▶ Task goal
Copy every line of the items below word for word, leaving out the pictures.

▶ Supplied data
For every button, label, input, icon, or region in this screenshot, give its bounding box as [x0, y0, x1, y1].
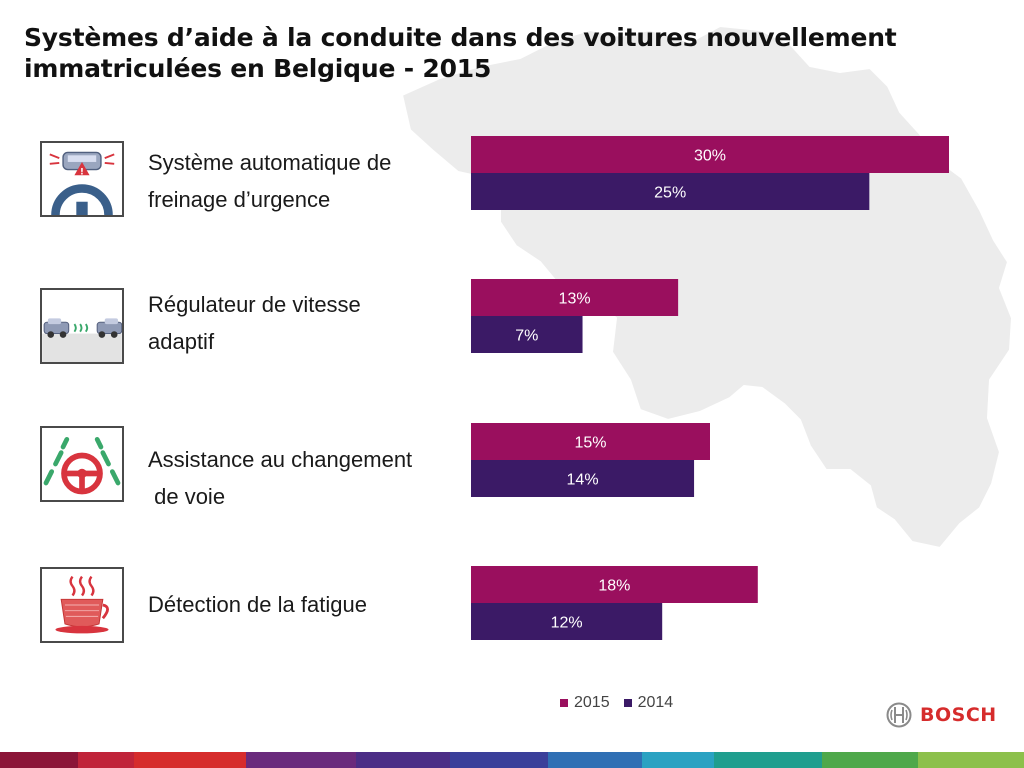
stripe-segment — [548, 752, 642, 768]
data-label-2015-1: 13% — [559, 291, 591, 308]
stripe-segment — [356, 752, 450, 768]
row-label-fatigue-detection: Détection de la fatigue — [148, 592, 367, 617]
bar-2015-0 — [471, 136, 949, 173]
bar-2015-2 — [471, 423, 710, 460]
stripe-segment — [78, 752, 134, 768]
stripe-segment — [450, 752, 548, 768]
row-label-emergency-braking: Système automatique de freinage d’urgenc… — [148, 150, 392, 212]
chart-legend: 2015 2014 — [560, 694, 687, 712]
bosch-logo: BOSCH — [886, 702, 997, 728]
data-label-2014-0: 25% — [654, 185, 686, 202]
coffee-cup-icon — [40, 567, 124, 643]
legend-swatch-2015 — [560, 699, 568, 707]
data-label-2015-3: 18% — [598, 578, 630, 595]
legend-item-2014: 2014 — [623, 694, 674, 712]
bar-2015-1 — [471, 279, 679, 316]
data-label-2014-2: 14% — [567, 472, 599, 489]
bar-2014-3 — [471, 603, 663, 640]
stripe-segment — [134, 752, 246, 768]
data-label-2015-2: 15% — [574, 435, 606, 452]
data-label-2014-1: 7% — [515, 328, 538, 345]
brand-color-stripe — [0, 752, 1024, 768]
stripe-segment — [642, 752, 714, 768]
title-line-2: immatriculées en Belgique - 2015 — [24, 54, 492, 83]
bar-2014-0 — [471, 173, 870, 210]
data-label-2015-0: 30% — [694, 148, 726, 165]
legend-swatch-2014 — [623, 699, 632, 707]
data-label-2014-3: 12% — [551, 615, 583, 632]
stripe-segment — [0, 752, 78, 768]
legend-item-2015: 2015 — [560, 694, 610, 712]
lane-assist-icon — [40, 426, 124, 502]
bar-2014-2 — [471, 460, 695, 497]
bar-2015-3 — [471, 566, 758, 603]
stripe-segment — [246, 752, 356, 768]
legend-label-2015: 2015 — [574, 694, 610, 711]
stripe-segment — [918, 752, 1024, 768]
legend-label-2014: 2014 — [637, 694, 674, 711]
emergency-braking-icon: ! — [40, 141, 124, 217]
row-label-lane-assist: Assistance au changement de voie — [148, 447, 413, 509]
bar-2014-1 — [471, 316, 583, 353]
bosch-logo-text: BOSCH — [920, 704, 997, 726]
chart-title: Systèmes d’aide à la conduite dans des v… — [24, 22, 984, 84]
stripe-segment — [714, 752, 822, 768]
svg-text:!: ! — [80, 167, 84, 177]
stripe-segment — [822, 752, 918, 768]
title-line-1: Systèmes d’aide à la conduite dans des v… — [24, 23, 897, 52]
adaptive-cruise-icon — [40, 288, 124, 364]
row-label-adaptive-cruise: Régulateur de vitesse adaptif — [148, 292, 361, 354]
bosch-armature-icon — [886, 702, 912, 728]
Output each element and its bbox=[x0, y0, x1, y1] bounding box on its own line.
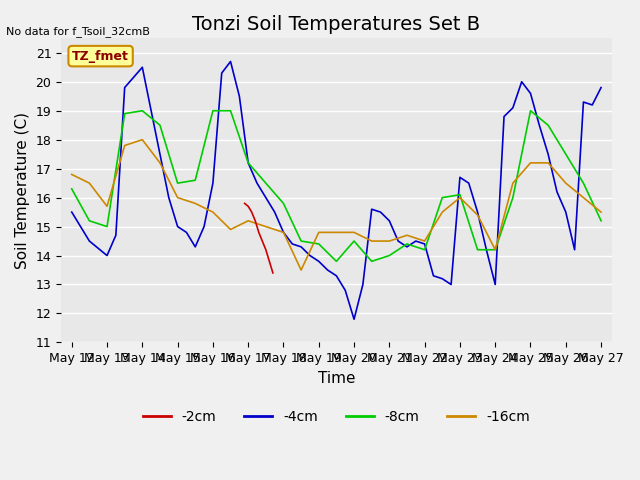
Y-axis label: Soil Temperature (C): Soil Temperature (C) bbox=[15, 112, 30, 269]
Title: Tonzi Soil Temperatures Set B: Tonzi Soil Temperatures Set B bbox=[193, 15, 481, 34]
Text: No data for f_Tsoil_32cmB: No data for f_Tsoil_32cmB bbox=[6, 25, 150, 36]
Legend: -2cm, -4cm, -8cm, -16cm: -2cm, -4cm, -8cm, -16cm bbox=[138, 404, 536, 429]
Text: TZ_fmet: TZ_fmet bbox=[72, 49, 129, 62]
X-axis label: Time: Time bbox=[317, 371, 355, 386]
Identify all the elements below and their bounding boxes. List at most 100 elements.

▶ Expected answer
For every button, label, input, icon, or region in this screenshot, give its bounding box as [x0, y0, x1, y1].
stripe-segment — [548, 752, 642, 768]
data-label-2015-1: 13% — [559, 291, 591, 308]
stripe-segment — [356, 752, 450, 768]
row-label-fatigue-detection: Détection de la fatigue — [148, 592, 367, 617]
bar-2015-0 — [471, 136, 949, 173]
bar-2015-2 — [471, 423, 710, 460]
stripe-segment — [78, 752, 134, 768]
stripe-segment — [450, 752, 548, 768]
row-label-emergency-braking: Système automatique de freinage d’urgenc… — [148, 150, 392, 212]
chart-legend: 2015 2014 — [560, 694, 687, 712]
bosch-logo: BOSCH — [886, 702, 997, 728]
data-label-2014-0: 25% — [654, 185, 686, 202]
coffee-cup-icon — [40, 567, 124, 643]
legend-swatch-2015 — [560, 699, 568, 707]
data-label-2015-3: 18% — [598, 578, 630, 595]
legend-item-2014: 2014 — [623, 694, 674, 712]
bar-2015-1 — [471, 279, 679, 316]
data-label-2014-2: 14% — [567, 472, 599, 489]
bar-2014-3 — [471, 603, 663, 640]
stripe-segment — [134, 752, 246, 768]
data-label-2015-2: 15% — [574, 435, 606, 452]
data-label-2014-1: 7% — [515, 328, 538, 345]
brand-color-stripe — [0, 752, 1024, 768]
stripe-segment — [642, 752, 714, 768]
title-line-2: immatriculées en Belgique - 2015 — [24, 54, 492, 83]
bar-2014-0 — [471, 173, 870, 210]
data-label-2015-0: 30% — [694, 148, 726, 165]
legend-swatch-2014 — [623, 699, 632, 707]
data-label-2014-3: 12% — [551, 615, 583, 632]
stripe-segment — [0, 752, 78, 768]
legend-item-2015: 2015 — [560, 694, 610, 712]
lane-assist-icon — [40, 426, 124, 502]
bar-2014-2 — [471, 460, 695, 497]
bar-2015-3 — [471, 566, 758, 603]
stripe-segment — [246, 752, 356, 768]
legend-label-2015: 2015 — [574, 694, 610, 711]
stripe-segment — [918, 752, 1024, 768]
legend-label-2014: 2014 — [637, 694, 674, 711]
emergency-braking-icon: ! — [40, 141, 124, 217]
row-label-lane-assist: Assistance au changement de voie — [148, 447, 413, 509]
bar-2014-1 — [471, 316, 583, 353]
bosch-logo-text: BOSCH — [920, 704, 997, 726]
chart-title: Systèmes d’aide à la conduite dans des v… — [24, 22, 984, 84]
stripe-segment — [714, 752, 822, 768]
svg-text:!: ! — [80, 167, 84, 177]
stripe-segment — [822, 752, 918, 768]
title-line-1: Systèmes d’aide à la conduite dans des v… — [24, 23, 897, 52]
adaptive-cruise-icon — [40, 288, 124, 364]
row-label-adaptive-cruise: Régulateur de vitesse adaptif — [148, 292, 361, 354]
bosch-armature-icon — [886, 702, 912, 728]
Output each element and its bbox=[x0, y0, x1, y1] bounding box on its own line.
Y-axis label: Soil Temperature (C): Soil Temperature (C) bbox=[15, 112, 30, 269]
Title: Tonzi Soil Temperatures Set B: Tonzi Soil Temperatures Set B bbox=[193, 15, 481, 34]
Text: No data for f_Tsoil_32cmB: No data for f_Tsoil_32cmB bbox=[6, 25, 150, 36]
Legend: -2cm, -4cm, -8cm, -16cm: -2cm, -4cm, -8cm, -16cm bbox=[138, 404, 536, 429]
Text: TZ_fmet: TZ_fmet bbox=[72, 49, 129, 62]
X-axis label: Time: Time bbox=[317, 371, 355, 386]
Identify all the elements below and their bounding boxes. List at most 100 elements.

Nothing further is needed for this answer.